» **Set exercise**:
Nothing should be left out: output all of the entries exactly.

** start Provided material **

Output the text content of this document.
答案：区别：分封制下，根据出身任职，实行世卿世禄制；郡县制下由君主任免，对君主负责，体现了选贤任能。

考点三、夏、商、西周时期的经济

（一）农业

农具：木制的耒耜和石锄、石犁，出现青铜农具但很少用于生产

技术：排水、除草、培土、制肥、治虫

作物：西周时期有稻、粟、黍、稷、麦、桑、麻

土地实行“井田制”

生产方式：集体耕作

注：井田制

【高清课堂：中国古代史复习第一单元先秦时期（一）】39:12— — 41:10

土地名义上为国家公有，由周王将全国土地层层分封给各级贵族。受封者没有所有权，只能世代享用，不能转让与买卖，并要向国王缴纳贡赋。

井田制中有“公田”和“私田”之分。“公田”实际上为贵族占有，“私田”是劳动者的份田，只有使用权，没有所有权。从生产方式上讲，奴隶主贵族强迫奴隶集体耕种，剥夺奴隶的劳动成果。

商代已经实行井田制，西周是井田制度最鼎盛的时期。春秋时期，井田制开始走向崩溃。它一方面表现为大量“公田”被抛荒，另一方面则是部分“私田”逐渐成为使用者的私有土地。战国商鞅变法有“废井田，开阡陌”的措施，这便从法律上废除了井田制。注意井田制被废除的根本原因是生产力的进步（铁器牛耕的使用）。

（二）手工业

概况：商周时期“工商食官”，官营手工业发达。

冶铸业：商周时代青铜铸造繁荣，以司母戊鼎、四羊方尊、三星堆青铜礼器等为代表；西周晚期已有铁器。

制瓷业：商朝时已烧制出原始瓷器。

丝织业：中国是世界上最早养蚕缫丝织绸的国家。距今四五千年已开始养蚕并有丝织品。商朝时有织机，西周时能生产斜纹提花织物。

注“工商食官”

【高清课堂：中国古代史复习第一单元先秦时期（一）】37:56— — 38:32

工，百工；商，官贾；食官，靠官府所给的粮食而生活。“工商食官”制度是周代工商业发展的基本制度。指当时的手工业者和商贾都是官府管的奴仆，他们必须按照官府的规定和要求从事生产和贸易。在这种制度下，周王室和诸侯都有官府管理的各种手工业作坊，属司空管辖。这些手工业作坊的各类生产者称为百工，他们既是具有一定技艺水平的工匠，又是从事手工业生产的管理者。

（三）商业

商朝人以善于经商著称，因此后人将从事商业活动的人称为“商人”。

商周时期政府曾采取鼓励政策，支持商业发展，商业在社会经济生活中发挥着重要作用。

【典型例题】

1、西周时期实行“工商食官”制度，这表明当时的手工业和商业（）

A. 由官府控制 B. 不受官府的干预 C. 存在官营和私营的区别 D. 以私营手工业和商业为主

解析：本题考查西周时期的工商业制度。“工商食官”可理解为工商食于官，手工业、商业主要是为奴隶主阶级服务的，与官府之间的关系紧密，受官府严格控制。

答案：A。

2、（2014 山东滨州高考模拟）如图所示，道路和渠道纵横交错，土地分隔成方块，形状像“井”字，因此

** end Provided material **

» **Written solution**:
Output the text content of this document.
答案：区别：分封制下，根据出身任职，实行世卿世禄制；郡县制下由君主任免，对君主负责，体现了选贤任能。

考点三、夏、商、西周时期的经济

（一）农业

农具：木制的耒耜和石锄、石犁，出现青铜农具但很少用于生产

技术：排水、除草、培土、制肥、治虫

作物：西周时期有稻、粟、黍、稷、麦、桑、麻

土地实行“井田制”

生产方式：集体耕作

注：井田制

【高清课堂：中国古代史复习第一单元先秦时期（一）】39:12— — 41:10

土地名义上为国家公有，由周王将全国土地层层分封给各级贵族。受封者没有所有权，只能世代享用，不能转让与买卖，并要向国王缴纳贡赋。

井田制中有“公田”和“私田”之分。“公田”实际上为贵族占有，“私田”是劳动者的份田，只有使用权，没有所有权。从生产方式上讲，奴隶主贵族强迫奴隶集体耕种，剥夺奴隶的劳动成果。

商代已经实行井田制，西周是井田制度最鼎盛的时期。春秋时期，井田制开始走向崩溃。它一方面表现为大量“公田”被抛荒，另一方面则是部分“私田”逐渐成为使用者的私有土地。战国商鞅变法有“废井田，开阡陌”的措施，这便从法律上废除了井田制。注意井田制被废除的根本原因是生产力的进步（铁器牛耕的使用）。

（二）手工业

概况：商周时期“工商食官”，官营手工业发达。

冶铸业：商周时代青铜铸造繁荣，以司母戊鼎、四羊方尊、三星堆青铜礼器等为代表；西周晚期已有铁器。

制瓷业：商朝时已烧制出原始瓷器。

丝织业：中国是世界上最早养蚕缫丝织绸的国家。距今四五千年已开始养蚕并有丝织品。商朝时有织机，西周时能生产斜纹提花织物。

注“工商食官”

【高清课堂：中国古代史复习第一单元先秦时期（一）】37:56— — 38:32

工，百工；商，官贾；食官，靠官府所给的粮食而生活。“工商食官”制度是周代工商业发展的基本制度。指当时的手工业者和商贾都是官府管的奴仆，他们必须按照官府的规定和要求从事生产和贸易。在这种制度下，周王室和诸侯都有官府管理的各种手工业作坊，属司空管辖。这些手工业作坊的各类生产者称为百工，他们既是具有一定技艺水平的工匠，又是从事手工业生产的管理者。

（三）商业

商朝人以善于经商著称，因此后人将从事商业活动的人称为“商人”。

商周时期政府曾采取鼓励政策，支持商业发展，商业在社会经济生活中发挥着重要作用。

【典型例题】

1、西周时期实行“工商食官”制度，这表明当时的手工业和商业（）

A. 由官府控制 B. 不受官府的干预 C. 存在官营和私营的区别 D. 以私营手工业和商业为主

解析：本题考查西周时期的工商业制度。“工商食官”可理解为工商食于官，手工业、商业主要是为奴隶主阶级服务的，与官府之间的关系紧密，受官府严格控制。

答案：A。

2、（2014 山东滨州高考模拟）如图所示，道路和渠道纵横交错，土地分隔成方块，形状像“井”字，因此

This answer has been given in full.